[Dataset entries]
________________________________________
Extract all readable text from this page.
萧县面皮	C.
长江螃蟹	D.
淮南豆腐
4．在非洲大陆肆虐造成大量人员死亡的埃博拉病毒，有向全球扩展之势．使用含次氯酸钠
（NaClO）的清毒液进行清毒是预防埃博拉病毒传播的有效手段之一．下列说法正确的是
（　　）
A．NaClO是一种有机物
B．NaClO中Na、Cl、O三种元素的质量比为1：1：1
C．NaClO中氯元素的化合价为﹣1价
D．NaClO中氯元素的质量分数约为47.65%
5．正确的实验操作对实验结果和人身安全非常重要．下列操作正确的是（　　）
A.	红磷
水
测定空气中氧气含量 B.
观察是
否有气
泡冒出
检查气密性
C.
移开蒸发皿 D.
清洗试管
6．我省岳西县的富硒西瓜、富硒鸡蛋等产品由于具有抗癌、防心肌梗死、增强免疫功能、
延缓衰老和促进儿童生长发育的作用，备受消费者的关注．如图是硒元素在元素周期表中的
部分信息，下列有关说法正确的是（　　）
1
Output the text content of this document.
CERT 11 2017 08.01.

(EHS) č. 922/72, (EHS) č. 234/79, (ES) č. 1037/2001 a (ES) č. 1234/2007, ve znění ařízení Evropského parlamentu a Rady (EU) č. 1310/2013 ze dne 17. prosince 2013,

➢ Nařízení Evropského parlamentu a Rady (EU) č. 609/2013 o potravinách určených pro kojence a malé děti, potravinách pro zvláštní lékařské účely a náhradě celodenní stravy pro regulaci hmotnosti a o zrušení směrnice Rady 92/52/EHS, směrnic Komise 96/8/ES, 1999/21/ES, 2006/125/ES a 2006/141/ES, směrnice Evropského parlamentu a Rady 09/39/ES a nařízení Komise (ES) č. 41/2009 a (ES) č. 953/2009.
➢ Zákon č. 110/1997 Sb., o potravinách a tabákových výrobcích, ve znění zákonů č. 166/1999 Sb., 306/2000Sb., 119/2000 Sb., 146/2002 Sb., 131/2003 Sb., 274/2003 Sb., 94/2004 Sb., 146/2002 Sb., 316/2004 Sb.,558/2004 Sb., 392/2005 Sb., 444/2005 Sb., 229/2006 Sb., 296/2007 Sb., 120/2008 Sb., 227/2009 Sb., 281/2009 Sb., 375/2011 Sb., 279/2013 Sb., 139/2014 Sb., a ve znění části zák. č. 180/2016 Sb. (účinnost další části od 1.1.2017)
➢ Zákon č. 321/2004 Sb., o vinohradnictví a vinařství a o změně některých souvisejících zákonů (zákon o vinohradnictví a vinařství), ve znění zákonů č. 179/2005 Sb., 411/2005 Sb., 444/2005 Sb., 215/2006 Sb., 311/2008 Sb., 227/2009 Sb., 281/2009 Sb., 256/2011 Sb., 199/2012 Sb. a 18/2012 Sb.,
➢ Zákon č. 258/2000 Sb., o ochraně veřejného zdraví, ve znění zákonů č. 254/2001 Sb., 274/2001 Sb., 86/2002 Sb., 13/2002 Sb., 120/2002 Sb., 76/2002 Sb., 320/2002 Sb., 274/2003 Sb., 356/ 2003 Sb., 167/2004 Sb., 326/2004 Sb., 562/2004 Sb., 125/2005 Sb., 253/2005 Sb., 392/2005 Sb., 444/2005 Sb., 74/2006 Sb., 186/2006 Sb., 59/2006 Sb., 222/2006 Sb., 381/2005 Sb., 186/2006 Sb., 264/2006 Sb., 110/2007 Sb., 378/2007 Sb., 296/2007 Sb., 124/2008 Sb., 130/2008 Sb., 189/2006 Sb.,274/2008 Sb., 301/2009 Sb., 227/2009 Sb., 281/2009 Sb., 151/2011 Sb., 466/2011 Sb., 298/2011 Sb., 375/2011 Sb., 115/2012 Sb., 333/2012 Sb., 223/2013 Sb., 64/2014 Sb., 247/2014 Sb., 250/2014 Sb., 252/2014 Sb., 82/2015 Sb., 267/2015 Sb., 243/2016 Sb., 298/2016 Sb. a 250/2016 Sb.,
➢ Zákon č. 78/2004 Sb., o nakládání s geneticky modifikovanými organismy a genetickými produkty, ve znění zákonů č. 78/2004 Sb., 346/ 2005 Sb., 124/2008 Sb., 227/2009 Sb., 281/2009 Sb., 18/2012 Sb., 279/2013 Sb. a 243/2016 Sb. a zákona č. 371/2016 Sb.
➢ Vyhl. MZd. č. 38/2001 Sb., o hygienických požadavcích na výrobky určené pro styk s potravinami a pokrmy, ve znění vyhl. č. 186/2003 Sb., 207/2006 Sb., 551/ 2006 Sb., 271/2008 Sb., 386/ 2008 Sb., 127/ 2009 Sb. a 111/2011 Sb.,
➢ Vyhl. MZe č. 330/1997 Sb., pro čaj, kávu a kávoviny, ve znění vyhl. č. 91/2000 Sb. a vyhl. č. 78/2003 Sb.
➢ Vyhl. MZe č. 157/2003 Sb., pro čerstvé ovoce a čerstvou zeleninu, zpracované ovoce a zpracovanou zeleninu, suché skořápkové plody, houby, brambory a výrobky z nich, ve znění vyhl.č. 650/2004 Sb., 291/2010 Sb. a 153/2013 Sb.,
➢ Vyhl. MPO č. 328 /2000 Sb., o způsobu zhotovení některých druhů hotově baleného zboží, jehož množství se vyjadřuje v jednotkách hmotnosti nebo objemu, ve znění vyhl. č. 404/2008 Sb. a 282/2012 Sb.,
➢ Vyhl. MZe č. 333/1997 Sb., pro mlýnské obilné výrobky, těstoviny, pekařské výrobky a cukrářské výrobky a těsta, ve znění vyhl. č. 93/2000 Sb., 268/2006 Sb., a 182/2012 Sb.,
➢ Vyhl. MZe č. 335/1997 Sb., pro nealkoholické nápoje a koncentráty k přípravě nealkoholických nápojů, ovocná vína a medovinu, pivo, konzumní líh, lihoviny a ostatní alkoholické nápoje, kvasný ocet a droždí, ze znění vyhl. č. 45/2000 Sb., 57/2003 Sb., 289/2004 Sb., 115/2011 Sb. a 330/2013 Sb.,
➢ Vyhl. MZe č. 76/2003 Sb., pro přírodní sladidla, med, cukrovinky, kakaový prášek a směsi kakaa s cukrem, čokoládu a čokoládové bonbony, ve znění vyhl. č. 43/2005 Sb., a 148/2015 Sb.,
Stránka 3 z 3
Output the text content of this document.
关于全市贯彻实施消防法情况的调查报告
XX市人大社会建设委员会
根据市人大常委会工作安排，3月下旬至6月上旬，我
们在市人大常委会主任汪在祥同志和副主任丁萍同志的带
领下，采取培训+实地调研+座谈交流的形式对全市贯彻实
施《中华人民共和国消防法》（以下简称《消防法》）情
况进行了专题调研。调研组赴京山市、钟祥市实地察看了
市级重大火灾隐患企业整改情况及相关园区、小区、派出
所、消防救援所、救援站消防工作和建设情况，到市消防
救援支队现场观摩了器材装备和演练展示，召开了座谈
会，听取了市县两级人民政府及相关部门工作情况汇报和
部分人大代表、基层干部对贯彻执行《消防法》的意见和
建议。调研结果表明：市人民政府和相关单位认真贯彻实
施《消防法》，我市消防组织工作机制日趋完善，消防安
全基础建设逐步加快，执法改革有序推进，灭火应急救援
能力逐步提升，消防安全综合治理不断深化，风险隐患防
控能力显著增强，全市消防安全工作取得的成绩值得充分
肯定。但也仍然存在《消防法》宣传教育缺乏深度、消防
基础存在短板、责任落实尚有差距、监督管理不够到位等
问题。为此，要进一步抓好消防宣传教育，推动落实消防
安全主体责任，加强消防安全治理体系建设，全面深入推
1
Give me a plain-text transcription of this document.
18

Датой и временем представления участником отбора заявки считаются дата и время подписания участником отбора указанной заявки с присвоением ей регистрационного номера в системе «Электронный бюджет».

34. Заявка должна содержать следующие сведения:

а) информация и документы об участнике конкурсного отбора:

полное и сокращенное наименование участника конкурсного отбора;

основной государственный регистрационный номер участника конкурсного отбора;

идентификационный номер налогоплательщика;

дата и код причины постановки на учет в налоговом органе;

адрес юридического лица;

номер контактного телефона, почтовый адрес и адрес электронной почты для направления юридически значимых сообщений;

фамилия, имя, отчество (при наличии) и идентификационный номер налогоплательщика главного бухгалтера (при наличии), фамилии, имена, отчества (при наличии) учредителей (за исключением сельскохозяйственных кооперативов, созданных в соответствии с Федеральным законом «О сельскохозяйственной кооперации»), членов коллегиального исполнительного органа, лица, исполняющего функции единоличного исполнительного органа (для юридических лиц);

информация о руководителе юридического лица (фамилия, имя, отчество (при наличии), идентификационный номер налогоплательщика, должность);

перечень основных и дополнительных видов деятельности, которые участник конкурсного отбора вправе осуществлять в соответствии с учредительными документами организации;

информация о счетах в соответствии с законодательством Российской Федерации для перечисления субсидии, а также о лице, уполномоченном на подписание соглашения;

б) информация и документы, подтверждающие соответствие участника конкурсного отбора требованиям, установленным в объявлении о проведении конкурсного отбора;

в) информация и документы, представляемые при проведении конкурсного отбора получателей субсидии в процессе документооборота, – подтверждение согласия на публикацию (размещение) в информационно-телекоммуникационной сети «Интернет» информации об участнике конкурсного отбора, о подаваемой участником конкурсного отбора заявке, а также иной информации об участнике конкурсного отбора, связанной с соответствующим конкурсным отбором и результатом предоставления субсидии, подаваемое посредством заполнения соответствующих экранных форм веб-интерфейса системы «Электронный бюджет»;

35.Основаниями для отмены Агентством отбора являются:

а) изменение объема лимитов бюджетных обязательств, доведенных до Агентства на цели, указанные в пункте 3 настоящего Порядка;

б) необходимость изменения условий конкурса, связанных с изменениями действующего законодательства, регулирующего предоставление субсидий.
________________________________________
■ EXERCISE GOAL ■
What is the number of lines that hold the string "отчество"? Give it alone.

■ OUTPUT FOR THIS TASK ■
2